All entries are to be given again verbatim.
-------- ITEMS --------
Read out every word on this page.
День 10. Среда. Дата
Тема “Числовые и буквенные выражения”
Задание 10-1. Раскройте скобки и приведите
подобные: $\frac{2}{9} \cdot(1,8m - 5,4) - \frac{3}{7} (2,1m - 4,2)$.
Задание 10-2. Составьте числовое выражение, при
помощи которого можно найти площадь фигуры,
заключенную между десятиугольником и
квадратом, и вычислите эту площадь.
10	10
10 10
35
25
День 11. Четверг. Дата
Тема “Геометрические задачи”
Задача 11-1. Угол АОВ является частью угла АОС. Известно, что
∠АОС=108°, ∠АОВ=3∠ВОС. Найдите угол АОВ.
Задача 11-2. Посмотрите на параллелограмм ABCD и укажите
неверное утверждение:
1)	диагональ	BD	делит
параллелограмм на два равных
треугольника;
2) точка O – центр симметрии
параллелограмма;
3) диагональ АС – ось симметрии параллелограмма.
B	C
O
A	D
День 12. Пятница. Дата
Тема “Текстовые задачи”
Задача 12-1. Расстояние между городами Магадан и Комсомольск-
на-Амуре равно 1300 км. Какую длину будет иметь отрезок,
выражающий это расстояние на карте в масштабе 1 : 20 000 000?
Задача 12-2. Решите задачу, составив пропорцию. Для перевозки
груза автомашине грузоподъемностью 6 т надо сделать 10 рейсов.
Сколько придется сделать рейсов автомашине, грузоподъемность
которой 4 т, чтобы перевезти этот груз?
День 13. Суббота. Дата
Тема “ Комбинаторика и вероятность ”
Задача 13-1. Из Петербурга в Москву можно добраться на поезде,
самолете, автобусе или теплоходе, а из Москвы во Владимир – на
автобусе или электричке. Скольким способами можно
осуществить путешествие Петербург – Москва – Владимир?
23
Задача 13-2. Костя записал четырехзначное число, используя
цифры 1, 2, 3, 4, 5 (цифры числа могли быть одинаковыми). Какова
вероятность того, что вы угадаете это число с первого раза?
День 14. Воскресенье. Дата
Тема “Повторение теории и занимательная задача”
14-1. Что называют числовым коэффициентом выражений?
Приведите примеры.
--------
▶ FULL ANSWER:
Read out every word on this page.
День 10. Среда. Дата
Тема “Числовые и буквенные выражения”
Задание 10-1. Раскройте скобки и приведите
подобные: $\frac{2}{9} \cdot(1,8m - 5,4) - \frac{3}{7} (2,1m - 4,2)$.
Задание 10-2. Составьте числовое выражение, при
помощи которого можно найти площадь фигуры,
заключенную между десятиугольником и
квадратом, и вычислите эту площадь.
10	10
10 10
35
25
День 11. Четверг. Дата
Тема “Геометрические задачи”
Задача 11-1. Угол АОВ является частью угла АОС. Известно, что
∠АОС=108°, ∠АОВ=3∠ВОС. Найдите угол АОВ.
Задача 11-2. Посмотрите на параллелограмм ABCD и укажите
неверное утверждение:
1)	диагональ	BD	делит
параллелограмм на два равных
треугольника;
2) точка O – центр симметрии
параллелограмма;
3) диагональ АС – ось симметрии параллелограмма.
B	C
O
A	D
День 12. Пятница. Дата
Тема “Текстовые задачи”
Задача 12-1. Расстояние между городами Магадан и Комсомольск-
на-Амуре равно 1300 км. Какую длину будет иметь отрезок,
выражающий это расстояние на карте в масштабе 1 : 20 000 000?
Задача 12-2. Решите задачу, составив пропорцию. Для перевозки
груза автомашине грузоподъемностью 6 т надо сделать 10 рейсов.
Сколько придется сделать рейсов автомашине, грузоподъемность
которой 4 т, чтобы перевезти этот груз?
День 13. Суббота. Дата
Тема “ Комбинаторика и вероятность ”
Задача 13-1. Из Петербурга в Москву можно добраться на поезде,
самолете, автобусе или теплоходе, а из Москвы во Владимир – на
автобусе или электричке. Скольким способами можно
осуществить путешествие Петербург – Москва – Владимир?
23
Задача 13-2. Костя записал четырехзначное число, используя
цифры 1, 2, 3, 4, 5 (цифры числа могли быть одинаковыми). Какова
вероятность того, что вы угадаете это число с первого раза?
День 14. Воскресенье. Дата
Тема “Повторение теории и занимательная задача”
14-1. Что называют числовым коэффициентом выражений?
Приведите примеры.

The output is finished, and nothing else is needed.